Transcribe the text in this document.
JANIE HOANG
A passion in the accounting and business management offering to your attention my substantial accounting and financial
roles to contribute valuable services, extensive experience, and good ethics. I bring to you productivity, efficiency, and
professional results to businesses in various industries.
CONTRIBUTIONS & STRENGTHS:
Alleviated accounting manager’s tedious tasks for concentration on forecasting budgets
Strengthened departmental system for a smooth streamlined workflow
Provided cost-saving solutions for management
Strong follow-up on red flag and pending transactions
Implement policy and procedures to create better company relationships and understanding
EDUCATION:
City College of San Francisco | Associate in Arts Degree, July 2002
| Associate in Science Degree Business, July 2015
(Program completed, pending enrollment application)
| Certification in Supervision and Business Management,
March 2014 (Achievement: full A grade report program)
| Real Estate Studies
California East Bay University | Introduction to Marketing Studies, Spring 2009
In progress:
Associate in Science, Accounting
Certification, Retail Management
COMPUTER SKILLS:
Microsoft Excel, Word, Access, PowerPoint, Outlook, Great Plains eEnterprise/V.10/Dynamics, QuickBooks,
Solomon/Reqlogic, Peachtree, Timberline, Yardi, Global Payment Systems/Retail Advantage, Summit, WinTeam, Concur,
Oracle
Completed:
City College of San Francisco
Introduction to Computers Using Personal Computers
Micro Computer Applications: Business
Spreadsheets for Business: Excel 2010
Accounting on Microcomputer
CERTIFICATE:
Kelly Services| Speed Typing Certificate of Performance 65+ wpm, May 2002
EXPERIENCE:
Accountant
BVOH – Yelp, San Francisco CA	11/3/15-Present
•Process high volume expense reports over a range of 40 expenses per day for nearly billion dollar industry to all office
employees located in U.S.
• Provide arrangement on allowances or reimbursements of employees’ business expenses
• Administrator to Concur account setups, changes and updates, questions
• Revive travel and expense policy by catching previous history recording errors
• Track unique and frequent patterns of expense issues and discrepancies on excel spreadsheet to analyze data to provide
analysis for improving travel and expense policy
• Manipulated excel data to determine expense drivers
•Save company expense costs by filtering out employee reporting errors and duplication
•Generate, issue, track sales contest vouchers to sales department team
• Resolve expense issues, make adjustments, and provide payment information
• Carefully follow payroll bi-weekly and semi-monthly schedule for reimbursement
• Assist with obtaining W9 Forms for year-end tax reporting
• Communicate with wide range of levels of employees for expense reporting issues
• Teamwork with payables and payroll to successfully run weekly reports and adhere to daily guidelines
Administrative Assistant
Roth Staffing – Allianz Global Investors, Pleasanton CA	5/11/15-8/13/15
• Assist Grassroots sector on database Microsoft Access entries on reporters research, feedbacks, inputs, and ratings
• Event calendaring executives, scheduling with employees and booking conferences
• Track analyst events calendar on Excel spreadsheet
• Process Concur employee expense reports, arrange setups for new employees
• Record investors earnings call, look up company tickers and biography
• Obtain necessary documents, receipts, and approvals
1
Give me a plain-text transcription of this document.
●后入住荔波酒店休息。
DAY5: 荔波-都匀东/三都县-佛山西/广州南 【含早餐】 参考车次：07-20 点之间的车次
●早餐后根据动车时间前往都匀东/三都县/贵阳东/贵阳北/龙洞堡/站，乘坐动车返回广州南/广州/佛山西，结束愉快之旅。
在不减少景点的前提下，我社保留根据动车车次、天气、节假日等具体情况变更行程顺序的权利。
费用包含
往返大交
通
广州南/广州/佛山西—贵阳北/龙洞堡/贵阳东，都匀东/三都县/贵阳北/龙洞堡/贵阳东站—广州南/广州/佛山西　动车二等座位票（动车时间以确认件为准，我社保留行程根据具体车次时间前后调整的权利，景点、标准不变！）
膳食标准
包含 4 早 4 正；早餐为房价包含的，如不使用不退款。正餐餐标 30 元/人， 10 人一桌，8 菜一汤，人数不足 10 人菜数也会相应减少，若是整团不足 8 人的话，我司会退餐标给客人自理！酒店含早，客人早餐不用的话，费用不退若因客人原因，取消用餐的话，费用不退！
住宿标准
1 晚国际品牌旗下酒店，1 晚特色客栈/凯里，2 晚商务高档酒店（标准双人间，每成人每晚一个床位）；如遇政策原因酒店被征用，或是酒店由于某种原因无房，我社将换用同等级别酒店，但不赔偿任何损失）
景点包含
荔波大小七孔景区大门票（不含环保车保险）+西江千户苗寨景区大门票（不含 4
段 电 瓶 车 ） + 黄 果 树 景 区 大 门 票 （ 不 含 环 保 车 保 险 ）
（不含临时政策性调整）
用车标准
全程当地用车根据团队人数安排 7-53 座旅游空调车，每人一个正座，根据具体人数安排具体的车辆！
........
Your task: What do the records say? Quote them all exactly.

Exercise result:
Transcribe the text in this document.
JANIE HOANG
A passion in the accounting and business management offering to your attention my substantial accounting and financial
roles to contribute valuable services, extensive experience, and good ethics. I bring to you productivity, efficiency, and
professional results to businesses in various industries.
CONTRIBUTIONS & STRENGTHS:
Alleviated accounting manager’s tedious tasks for concentration on forecasting budgets
Strengthened departmental system for a smooth streamlined workflow
Provided cost-saving solutions for management
Strong follow-up on red flag and pending transactions
Implement policy and procedures to create better company relationships and understanding
EDUCATION:
City College of San Francisco | Associate in Arts Degree, July 2002
| Associate in Science Degree Business, July 2015
(Program completed, pending enrollment application)
| Certification in Supervision and Business Management,
March 2014 (Achievement: full A grade report program)
| Real Estate Studies
California East Bay University | Introduction to Marketing Studies, Spring 2009
In progress:
Associate in Science, Accounting
Certification, Retail Management
COMPUTER SKILLS:
Microsoft Excel, Word, Access, PowerPoint, Outlook, Great Plains eEnterprise/V.10/Dynamics, QuickBooks,
Solomon/Reqlogic, Peachtree, Timberline, Yardi, Global Payment Systems/Retail Advantage, Summit, WinTeam, Concur,
Oracle
Completed:
City College of San Francisco
Introduction to Computers Using Personal Computers
Micro Computer Applications: Business
Spreadsheets for Business: Excel 2010
Accounting on Microcomputer
CERTIFICATE:
Kelly Services| Speed Typing Certificate of Performance 65+ wpm, May 2002
EXPERIENCE:
Accountant
BVOH – Yelp, San Francisco CA	11/3/15-Present
•Process high volume expense reports over a range of 40 expenses per day for nearly billion dollar industry to all office
employees located in U.S.
• Provide arrangement on allowances or reimbursements of employees’ business expenses
• Administrator to Concur account setups, changes and updates, questions
• Revive travel and expense policy by catching previous history recording errors
• Track unique and frequent patterns of expense issues and discrepancies on excel spreadsheet to analyze data to provide
analysis for improving travel and expense policy
• Manipulated excel data to determine expense drivers
•Save company expense costs by filtering out employee reporting errors and duplication
•Generate, issue, track sales contest vouchers to sales department team
• Resolve expense issues, make adjustments, and provide payment information
• Carefully follow payroll bi-weekly and semi-monthly schedule for reimbursement
• Assist with obtaining W9 Forms for year-end tax reporting
• Communicate with wide range of levels of employees for expense reporting issues
• Teamwork with payables and payroll to successfully run weekly reports and adhere to daily guidelines
Administrative Assistant
Roth Staffing – Allianz Global Investors, Pleasanton CA	5/11/15-8/13/15
• Assist Grassroots sector on database Microsoft Access entries on reporters research, feedbacks, inputs, and ratings
• Event calendaring executives, scheduling with employees and booking conferences
• Track analyst events calendar on Excel spreadsheet
• Process Concur employee expense reports, arrange setups for new employees
• Record investors earnings call, look up company tickers and biography
• Obtain necessary documents, receipts, and approvals
1
Give me a plain-text transcription of this document.
●后入住荔波酒店休息。
DAY5: 荔波-都匀东/三都县-佛山西/广州南 【含早餐】 参考车次：07-20 点之间的车次
●早餐后根据动车时间前往都匀东/三都县/贵阳东/贵阳北/龙洞堡/站，乘坐动车返回广州南/广州/佛山西，结束愉快之旅。
在不减少景点的前提下，我社保留根据动车车次、天气、节假日等具体情况变更行程顺序的权利。
费用包含
往返大交
通
广州南/广州/佛山西—贵阳北/龙洞堡/贵阳东，都匀东/三都县/贵阳北/龙洞堡/贵阳东站—广州南/广州/佛山西　动车二等座位票（动车时间以确认件为准，我社保留行程根据具体车次时间前后调整的权利，景点、标准不变！）
膳食标准
包含 4 早 4 正；早餐为房价包含的，如不使用不退款。正餐餐标 30 元/人， 10 人一桌，8 菜一汤，人数不足 10 人菜数也会相应减少，若是整团不足 8 人的话，我司会退餐标给客人自理！酒店含早，客人早餐不用的话，费用不退若因客人原因，取消用餐的话，费用不退！
住宿标准
1 晚国际品牌旗下酒店，1 晚特色客栈/凯里，2 晚商务高档酒店（标准双人间，每成人每晚一个床位）；如遇政策原因酒店被征用，或是酒店由于某种原因无房，我社将换用同等级别酒店，但不赔偿任何损失）
景点包含
荔波大小七孔景区大门票（不含环保车保险）+西江千户苗寨景区大门票（不含 4
段 电 瓶 车 ） + 黄 果 树 景 区 大 门 票 （ 不 含 环 保 车 保 险 ）
（不含临时政策性调整）
用车标准
全程当地用车根据团队人数安排 7-53 座旅游空调车，每人一个正座，根据具体人数安排具体的车辆！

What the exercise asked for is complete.